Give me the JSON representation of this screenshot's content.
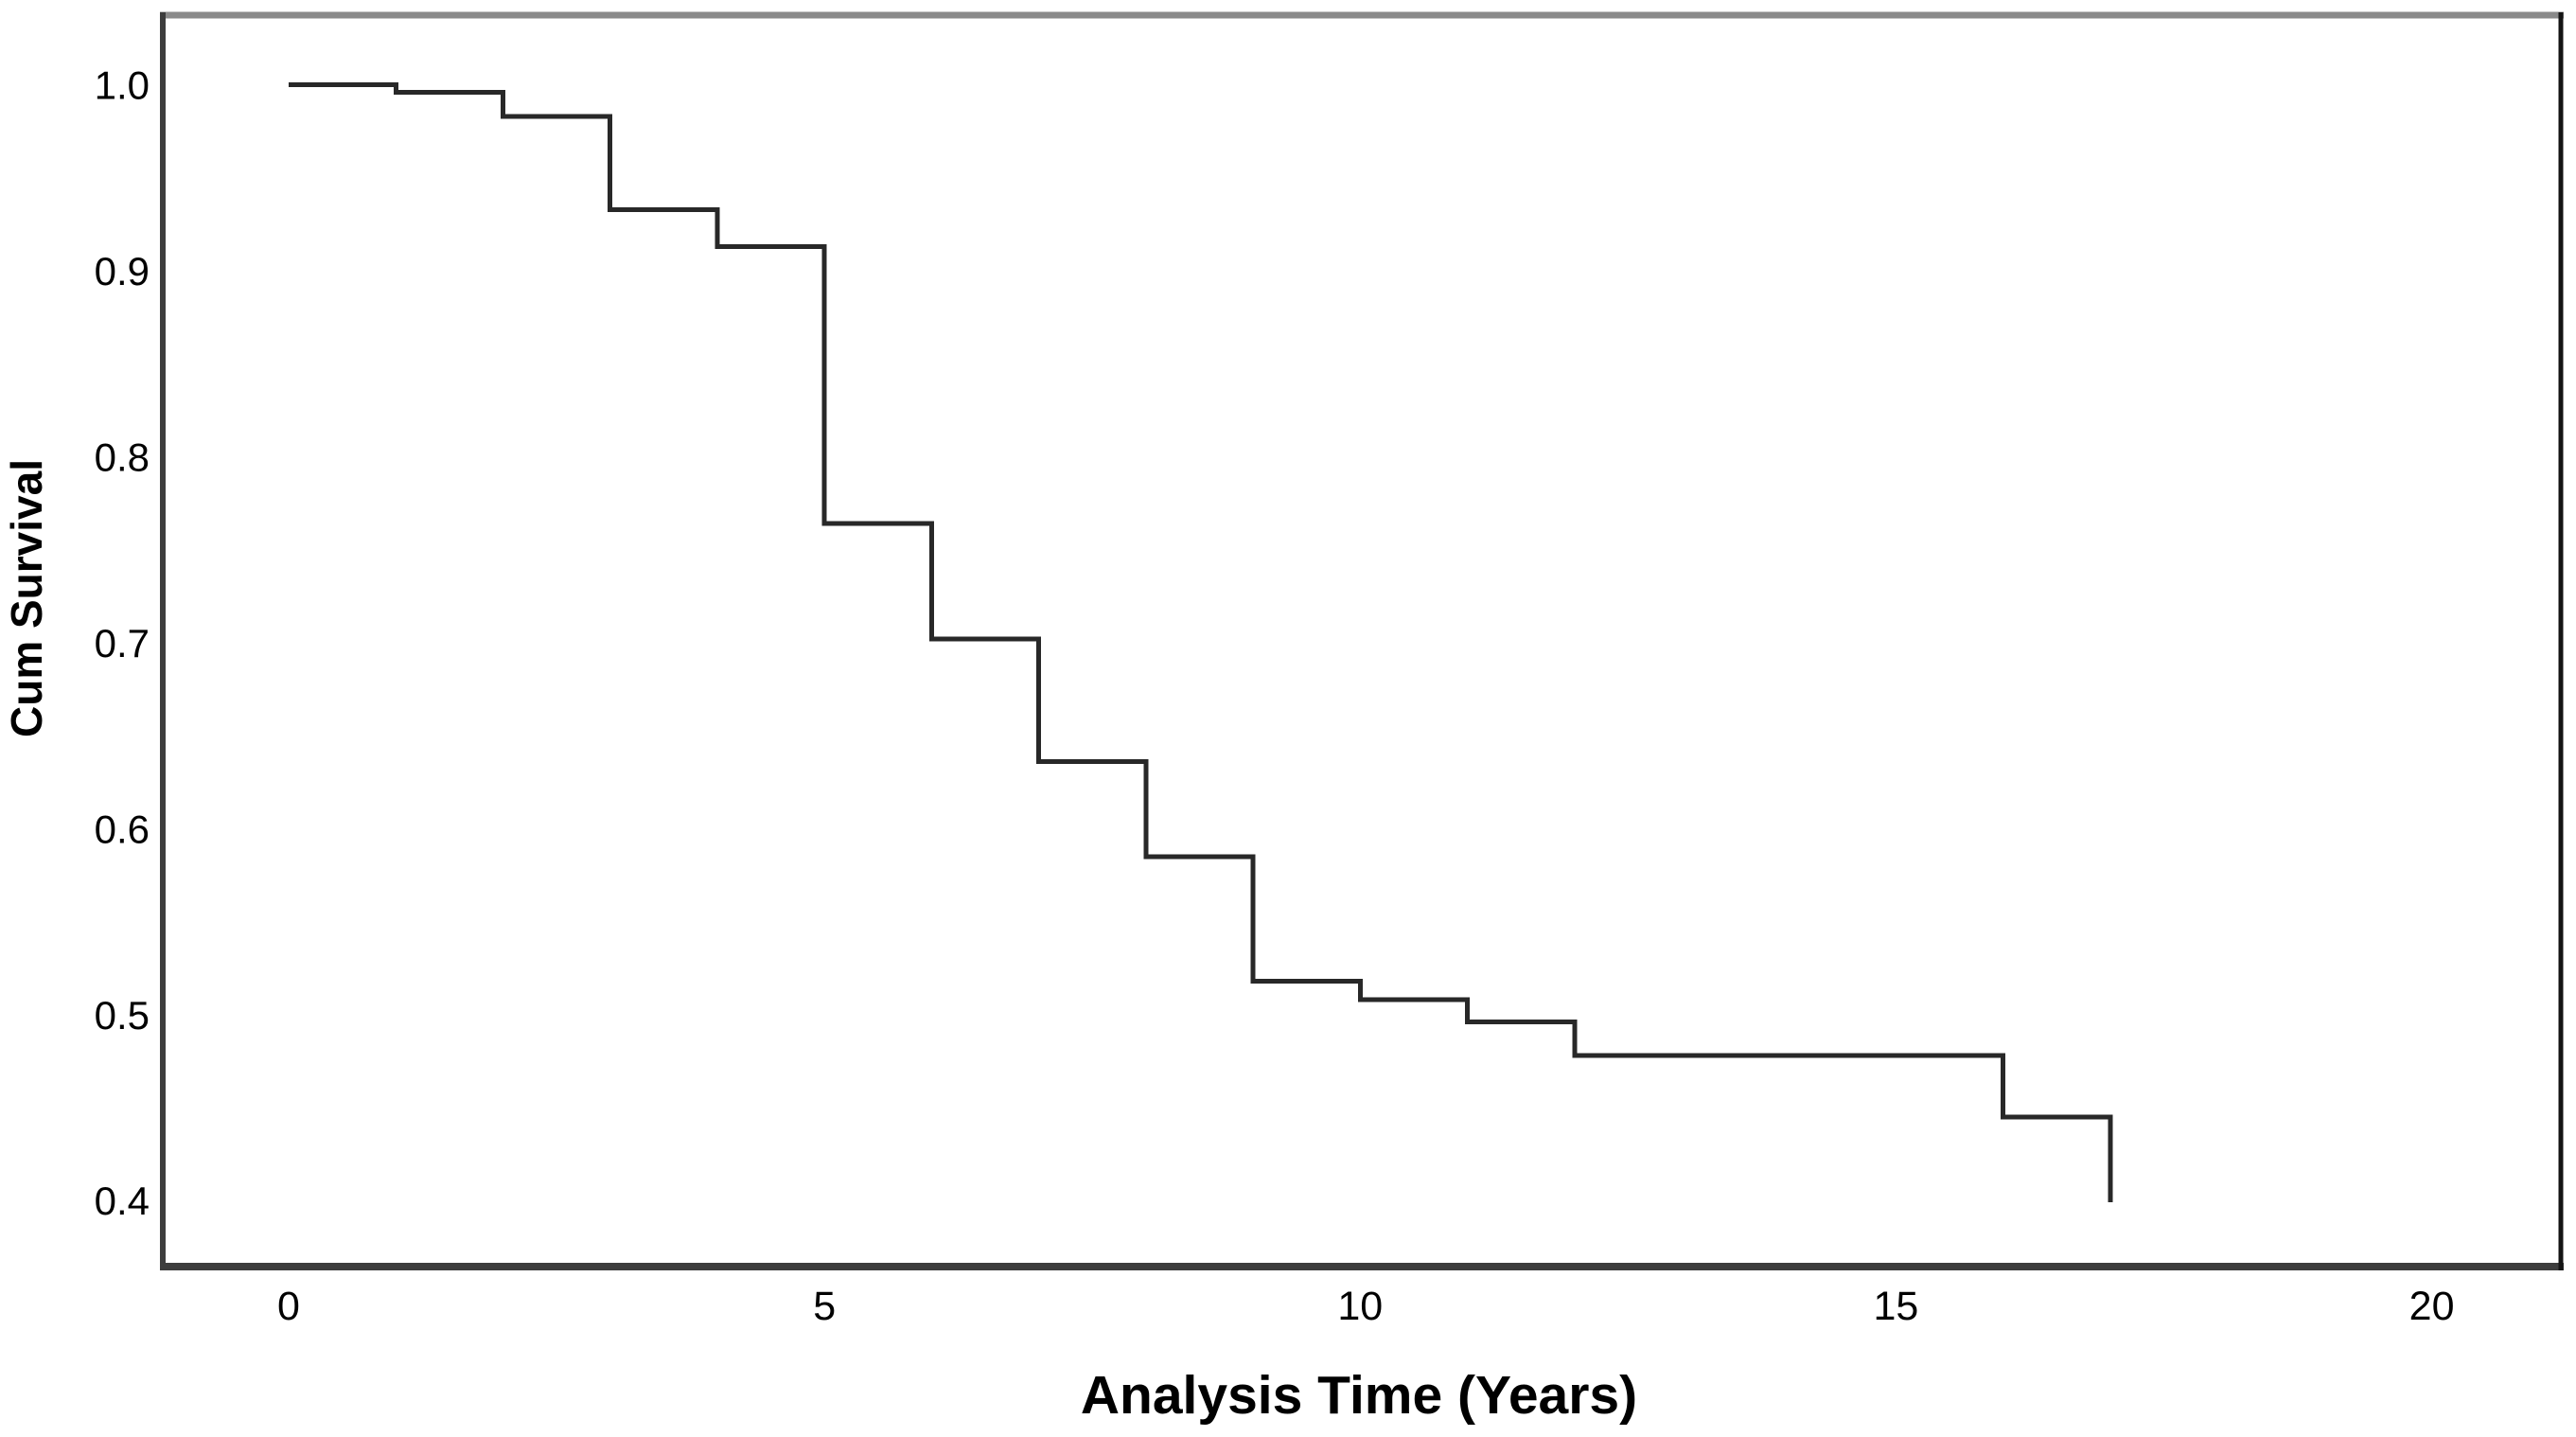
{
  "page": {
    "background_color": "#ffffff",
    "frame_border_color": "#3d3d3d",
    "frame_top_color": "#8a8a8a",
    "curve_color": "#282828",
    "text_color": "#000000"
  },
  "chart_data": {
    "type": "line",
    "variant": "kaplan-meier-step-curve",
    "title": "",
    "xlabel": "Analysis Time (Years)",
    "ylabel": "Cum Survival",
    "x_tick_labels": [
      "0",
      "5",
      "10",
      "15",
      "20"
    ],
    "y_tick_labels": [
      "1.0",
      "0.9",
      "0.8",
      "0.7",
      "0.6",
      "0.5",
      "0.4"
    ],
    "xlim": [
      -1.175,
      21.205
    ],
    "ylim": [
      0.365,
      1.038
    ],
    "grid": false,
    "legend": "none",
    "series": [
      {
        "points": [
          [
            0,
            1.0
          ],
          [
            1,
            0.996
          ],
          [
            2,
            0.983
          ],
          [
            3,
            0.933
          ],
          [
            4,
            0.913
          ],
          [
            5,
            0.764
          ],
          [
            6,
            0.702
          ],
          [
            7,
            0.636
          ],
          [
            8,
            0.585
          ],
          [
            9,
            0.518
          ],
          [
            10,
            0.508
          ],
          [
            11,
            0.496
          ],
          [
            12,
            0.478
          ],
          [
            16,
            0.445
          ],
          [
            17,
            0.399
          ]
        ],
        "end_behavior": "terminal-vertical-drop-at-last-event"
      }
    ]
  }
}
-------------------------
Exercise: Go back to the records above and write them out exactly, without the pictures.

Problem solution:
Give me the JSON representation of this screenshot's content.
{
  "page": {
    "background_color": "#ffffff",
    "frame_border_color": "#3d3d3d",
    "frame_top_color": "#8a8a8a",
    "curve_color": "#282828",
    "text_color": "#000000"
  },
  "chart_data": {
    "type": "line",
    "variant": "kaplan-meier-step-curve",
    "title": "",
    "xlabel": "Analysis Time (Years)",
    "ylabel": "Cum Survival",
    "x_tick_labels": [
      "0",
      "5",
      "10",
      "15",
      "20"
    ],
    "y_tick_labels": [
      "1.0",
      "0.9",
      "0.8",
      "0.7",
      "0.6",
      "0.5",
      "0.4"
    ],
    "xlim": [
      -1.175,
      21.205
    ],
    "ylim": [
      0.365,
      1.038
    ],
    "grid": false,
    "legend": "none",
    "series": [
      {
        "points": [
          [
            0,
            1.0
          ],
          [
            1,
            0.996
          ],
          [
            2,
            0.983
          ],
          [
            3,
            0.933
          ],
          [
            4,
            0.913
          ],
          [
            5,
            0.764
          ],
          [
            6,
            0.702
          ],
          [
            7,
            0.636
          ],
          [
            8,
            0.585
          ],
          [
            9,
            0.518
          ],
          [
            10,
            0.508
          ],
          [
            11,
            0.496
          ],
          [
            12,
            0.478
          ],
          [
            16,
            0.445
          ],
          [
            17,
            0.399
          ]
        ],
        "end_behavior": "terminal-vertical-drop-at-last-event"
      }
    ]
  }
}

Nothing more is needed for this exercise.